__WORK TO DO__
All of the data that follows should be retyped exactly, please, except the pictures.

__DATASET ENTRIES__
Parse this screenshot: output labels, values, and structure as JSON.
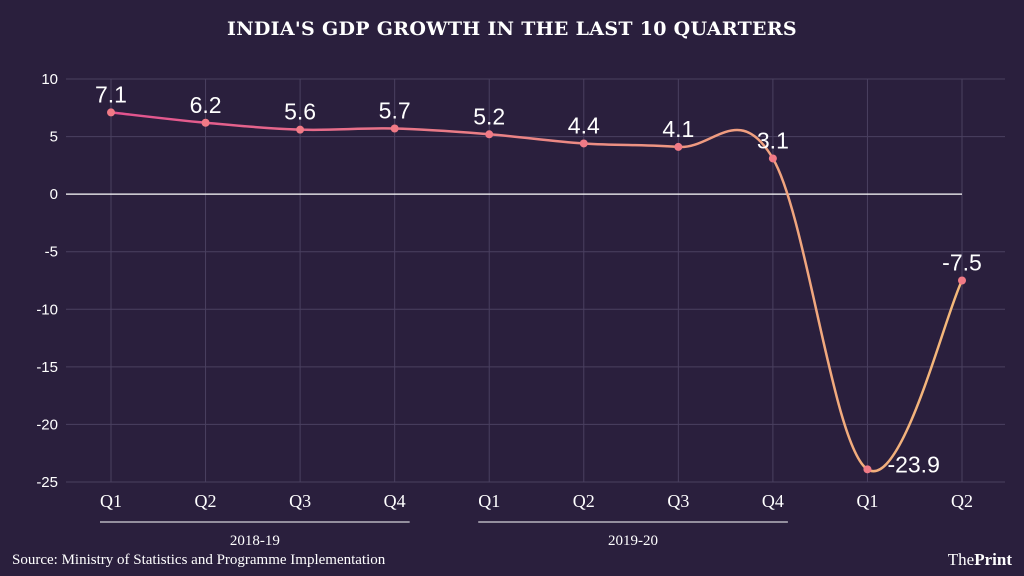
{
  "chart_data": {
    "type": "line",
    "title": "INDIA'S GDP GROWTH IN THE LAST 10 QUARTERS",
    "categories": [
      "Q1",
      "Q2",
      "Q3",
      "Q4",
      "Q1",
      "Q2",
      "Q3",
      "Q4",
      "Q1",
      "Q2"
    ],
    "groups": [
      {
        "label": "2018-19",
        "from": 0,
        "to": 3
      },
      {
        "label": "2019-20",
        "from": 4,
        "to": 7
      }
    ],
    "values": [
      7.1,
      6.2,
      5.6,
      5.7,
      5.2,
      4.4,
      4.1,
      3.1,
      -23.9,
      -7.5
    ],
    "data_labels": [
      "7.1",
      "6.2",
      "5.6",
      "5.7",
      "5.2",
      "4.4",
      "4.1",
      "3.1",
      "-23.9",
      "-7.5"
    ],
    "ylim": [
      -25,
      10
    ],
    "yticks": [
      10,
      5,
      0,
      -5,
      -10,
      -15,
      -20,
      -25
    ],
    "xlabel": "",
    "ylabel": "",
    "grid": true,
    "colors": {
      "background": "#2a1f3d",
      "grid": "#4a4060",
      "line_start": "#e2528f",
      "line_end": "#f4b97a",
      "point": "#f07a86",
      "zero_line": "#ffffff"
    }
  },
  "source": "Source: Ministry of Statistics and Programme Implementation",
  "brand": {
    "part1": "The",
    "part2": "Print"
  }
}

__SOLUTION TO THIS TASK__
Parse this screenshot: output labels, values, and structure as JSON.
{
  "chart_data": {
    "type": "line",
    "title": "INDIA'S GDP GROWTH IN THE LAST 10 QUARTERS",
    "categories": [
      "Q1",
      "Q2",
      "Q3",
      "Q4",
      "Q1",
      "Q2",
      "Q3",
      "Q4",
      "Q1",
      "Q2"
    ],
    "groups": [
      {
        "label": "2018-19",
        "from": 0,
        "to": 3
      },
      {
        "label": "2019-20",
        "from": 4,
        "to": 7
      }
    ],
    "values": [
      7.1,
      6.2,
      5.6,
      5.7,
      5.2,
      4.4,
      4.1,
      3.1,
      -23.9,
      -7.5
    ],
    "data_labels": [
      "7.1",
      "6.2",
      "5.6",
      "5.7",
      "5.2",
      "4.4",
      "4.1",
      "3.1",
      "-23.9",
      "-7.5"
    ],
    "ylim": [
      -25,
      10
    ],
    "yticks": [
      10,
      5,
      0,
      -5,
      -10,
      -15,
      -20,
      -25
    ],
    "xlabel": "",
    "ylabel": "",
    "grid": true,
    "colors": {
      "background": "#2a1f3d",
      "grid": "#4a4060",
      "line_start": "#e2528f",
      "line_end": "#f4b97a",
      "point": "#f07a86",
      "zero_line": "#ffffff"
    }
  },
  "source": "Source: Ministry of Statistics and Programme Implementation",
  "brand": {
    "part1": "The",
    "part2": "Print"
  }
}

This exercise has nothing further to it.